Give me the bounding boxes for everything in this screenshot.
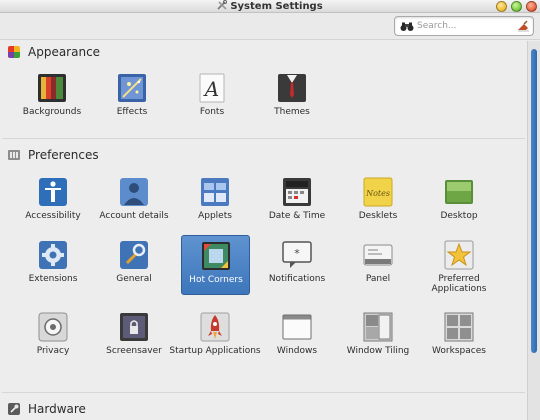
account-details-icon <box>120 178 148 206</box>
startup-applications-icon <box>200 312 230 342</box>
general-icon <box>120 241 148 269</box>
settings-content: Appearance Backgrounds Effects A Fonts T… <box>0 41 527 420</box>
item-extensions[interactable]: Extensions <box>19 235 87 293</box>
svg-text:*: * <box>294 247 300 260</box>
item-themes[interactable]: Themes <box>258 68 326 126</box>
svg-text:A: A <box>203 77 219 101</box>
toolbar <box>0 13 540 40</box>
appearance-icon <box>8 46 20 58</box>
clear-search-icon[interactable] <box>517 20 530 32</box>
item-date-time[interactable]: Date & Time <box>263 172 331 230</box>
binoculars-icon <box>400 22 414 31</box>
item-effects[interactable]: Effects <box>98 68 166 126</box>
search-box[interactable] <box>394 16 534 36</box>
panel-icon <box>363 244 393 266</box>
item-panel[interactable]: Panel <box>344 235 412 293</box>
applets-icon <box>201 178 229 206</box>
item-general[interactable]: General <box>100 235 168 293</box>
item-label: Themes <box>274 107 310 117</box>
hardware-icon <box>8 403 20 415</box>
item-notifications[interactable]: * Notifications <box>263 235 331 293</box>
item-window-tiling[interactable]: Window Tiling <box>344 307 412 365</box>
item-hot-corners[interactable]: Hot Corners <box>181 235 250 295</box>
item-applets[interactable]: Applets <box>181 172 249 230</box>
effects-icon <box>118 74 146 102</box>
item-label: Desktop <box>440 211 478 221</box>
section-divider <box>2 138 525 139</box>
fonts-icon: A <box>199 73 225 103</box>
item-privacy[interactable]: Privacy <box>19 307 87 365</box>
item-label: Workspaces <box>432 346 486 356</box>
vertical-scrollbar[interactable] <box>527 41 540 420</box>
windows-icon <box>282 314 312 340</box>
window-title: System Settings <box>230 1 323 12</box>
desktop-icon <box>445 180 473 204</box>
item-fonts[interactable]: A Fonts <box>178 68 246 126</box>
section-title: Preferences <box>28 148 99 162</box>
extensions-icon <box>39 241 67 269</box>
preferences-icon <box>8 150 20 160</box>
svg-text:Notes: Notes <box>365 189 390 198</box>
section-title: Appearance <box>28 45 101 59</box>
workspaces-icon <box>444 312 474 342</box>
backgrounds-icon <box>38 74 66 102</box>
item-account-details[interactable]: Account details <box>99 172 169 230</box>
item-backgrounds[interactable]: Backgrounds <box>18 68 86 126</box>
item-desktop[interactable]: Desktop <box>425 172 493 230</box>
desklets-icon: Notes <box>363 177 393 207</box>
hot-corners-icon <box>202 242 230 270</box>
themes-icon <box>278 74 306 102</box>
close-button[interactable] <box>526 1 537 12</box>
item-workspaces[interactable]: Workspaces <box>425 307 493 365</box>
item-startup-applications[interactable]: Startup Applications <box>169 307 261 365</box>
section-title: Hardware <box>28 402 86 416</box>
window-tiling-icon <box>363 312 393 342</box>
minimize-button[interactable] <box>496 1 507 12</box>
notifications-icon: * <box>282 241 312 268</box>
title-bar: System Settings <box>0 0 540 13</box>
accessibility-icon <box>39 178 67 206</box>
system-settings-icon <box>217 0 228 10</box>
section-divider <box>2 392 525 393</box>
search-input[interactable] <box>417 18 513 34</box>
privacy-icon <box>38 312 68 342</box>
item-label: Preferred Applications <box>431 274 487 294</box>
preferred-applications-icon <box>444 240 474 270</box>
item-screensaver[interactable]: Screensaver <box>100 307 168 365</box>
scrollbar-thumb[interactable] <box>531 49 537 353</box>
maximize-button[interactable] <box>511 1 522 12</box>
item-windows[interactable]: Windows <box>263 307 331 365</box>
item-accessibility[interactable]: Accessibility <box>19 172 87 230</box>
item-desklets[interactable]: Notes Desklets <box>344 172 412 230</box>
date-time-icon <box>283 178 311 206</box>
item-preferred-applications[interactable]: Preferred Applications <box>425 235 493 294</box>
screensaver-icon <box>120 313 148 341</box>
• • • • •
EXERCISE - In the records above, echo the stretch from the line containing "account-details-icon <box>120 178" through the line containing "section-divider <box>2 138 525 139</box>", both ends included, with every line reproduced character for character.

RESULT OF THE EXERCISE -
account-details-icon <box>120 178 148 206</box>
startup-applications-icon <box>200 312 230 342</box>
general-icon <box>120 241 148 269</box>
settings-content: Appearance Backgrounds Effects A Fonts T… <box>0 41 527 420</box>
item-extensions[interactable]: Extensions <box>19 235 87 293</box>
svg-text:*: * <box>294 247 300 260</box>
item-themes[interactable]: Themes <box>258 68 326 126</box>
svg-text:A: A <box>203 77 219 101</box>
toolbar <box>0 13 540 40</box>
appearance-icon <box>8 46 20 58</box>
clear-search-icon[interactable] <box>517 20 530 32</box>
item-date-time[interactable]: Date & Time <box>263 172 331 230</box>
binoculars-icon <box>400 22 414 31</box>
item-effects[interactable]: Effects <box>98 68 166 126</box>
search-box[interactable] <box>394 16 534 36</box>
panel-icon <box>363 244 393 266</box>
item-panel[interactable]: Panel <box>344 235 412 293</box>
applets-icon <box>201 178 229 206</box>
item-general[interactable]: General <box>100 235 168 293</box>
item-label: Themes <box>274 107 310 117</box>
hardware-icon <box>8 403 20 415</box>
item-notifications[interactable]: * Notifications <box>263 235 331 293</box>
item-window-tiling[interactable]: Window Tiling <box>344 307 412 365</box>
item-hot-corners[interactable]: Hot Corners <box>181 235 250 295</box>
item-applets[interactable]: Applets <box>181 172 249 230</box>
effects-icon <box>118 74 146 102</box>
item-label: Desktop <box>440 211 478 221</box>
section-divider <box>2 138 525 139</box>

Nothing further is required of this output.